▶ **Problem requirements**
Please reproduce the records below from their start through the line with "y-tick-label: 1.5 <box>36 263 55 277</box>", changing "Generation" to "Round" and leaving everything else as it is.

▶ **Task input**
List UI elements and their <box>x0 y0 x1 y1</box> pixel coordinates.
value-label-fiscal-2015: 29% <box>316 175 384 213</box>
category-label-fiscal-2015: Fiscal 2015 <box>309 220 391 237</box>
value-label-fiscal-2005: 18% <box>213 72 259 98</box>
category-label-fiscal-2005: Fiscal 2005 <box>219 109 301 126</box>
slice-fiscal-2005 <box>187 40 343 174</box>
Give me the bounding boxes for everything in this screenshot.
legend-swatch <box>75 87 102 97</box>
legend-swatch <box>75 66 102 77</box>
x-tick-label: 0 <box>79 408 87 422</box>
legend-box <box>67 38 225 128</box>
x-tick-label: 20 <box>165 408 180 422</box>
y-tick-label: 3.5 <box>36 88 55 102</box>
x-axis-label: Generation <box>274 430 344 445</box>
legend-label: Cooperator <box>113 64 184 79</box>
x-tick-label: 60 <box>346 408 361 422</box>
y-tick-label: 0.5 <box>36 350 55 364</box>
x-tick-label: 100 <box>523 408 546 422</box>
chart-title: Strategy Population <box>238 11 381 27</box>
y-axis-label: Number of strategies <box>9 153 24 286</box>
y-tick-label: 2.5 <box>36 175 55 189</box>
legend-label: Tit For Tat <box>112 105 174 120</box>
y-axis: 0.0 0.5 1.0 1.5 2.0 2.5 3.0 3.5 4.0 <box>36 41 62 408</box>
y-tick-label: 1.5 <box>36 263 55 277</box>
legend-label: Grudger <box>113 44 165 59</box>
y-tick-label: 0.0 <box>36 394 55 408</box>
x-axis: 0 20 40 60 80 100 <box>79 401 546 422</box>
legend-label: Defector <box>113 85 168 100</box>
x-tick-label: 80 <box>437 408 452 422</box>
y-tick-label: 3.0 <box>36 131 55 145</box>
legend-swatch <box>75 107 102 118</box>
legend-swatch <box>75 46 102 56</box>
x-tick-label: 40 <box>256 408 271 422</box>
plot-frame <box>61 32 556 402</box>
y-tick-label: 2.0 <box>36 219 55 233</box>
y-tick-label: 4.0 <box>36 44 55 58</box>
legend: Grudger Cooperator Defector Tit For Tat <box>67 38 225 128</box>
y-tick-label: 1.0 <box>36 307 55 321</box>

▶ **Result of the exercise**
List UI elements and their <box>x0 y0 x1 y1</box> pixel coordinates.
value-label-fiscal-2015: 29% <box>316 175 384 213</box>
category-label-fiscal-2015: Fiscal 2015 <box>309 220 391 237</box>
value-label-fiscal-2005: 18% <box>213 72 259 98</box>
category-label-fiscal-2005: Fiscal 2005 <box>219 109 301 126</box>
slice-fiscal-2005 <box>187 40 343 174</box>
Give me the bounding boxes for everything in this screenshot.
legend-swatch <box>75 87 102 97</box>
legend-swatch <box>75 66 102 77</box>
x-tick-label: 0 <box>79 408 87 422</box>
legend-box <box>67 38 225 128</box>
x-tick-label: 20 <box>165 408 180 422</box>
y-tick-label: 3.5 <box>36 88 55 102</box>
x-axis-label: Round <box>274 430 344 445</box>
legend-label: Cooperator <box>113 64 184 79</box>
x-tick-label: 60 <box>346 408 361 422</box>
y-tick-label: 0.5 <box>36 350 55 364</box>
x-tick-label: 100 <box>523 408 546 422</box>
chart-title: Strategy Population <box>238 11 381 27</box>
y-axis-label: Number of strategies <box>9 153 24 286</box>
y-tick-label: 2.5 <box>36 175 55 189</box>
legend-label: Tit For Tat <box>112 105 174 120</box>
y-axis: 0.0 0.5 1.0 1.5 2.0 2.5 3.0 3.5 4.0 <box>36 41 62 408</box>
y-tick-label: 1.5 <box>36 263 55 277</box>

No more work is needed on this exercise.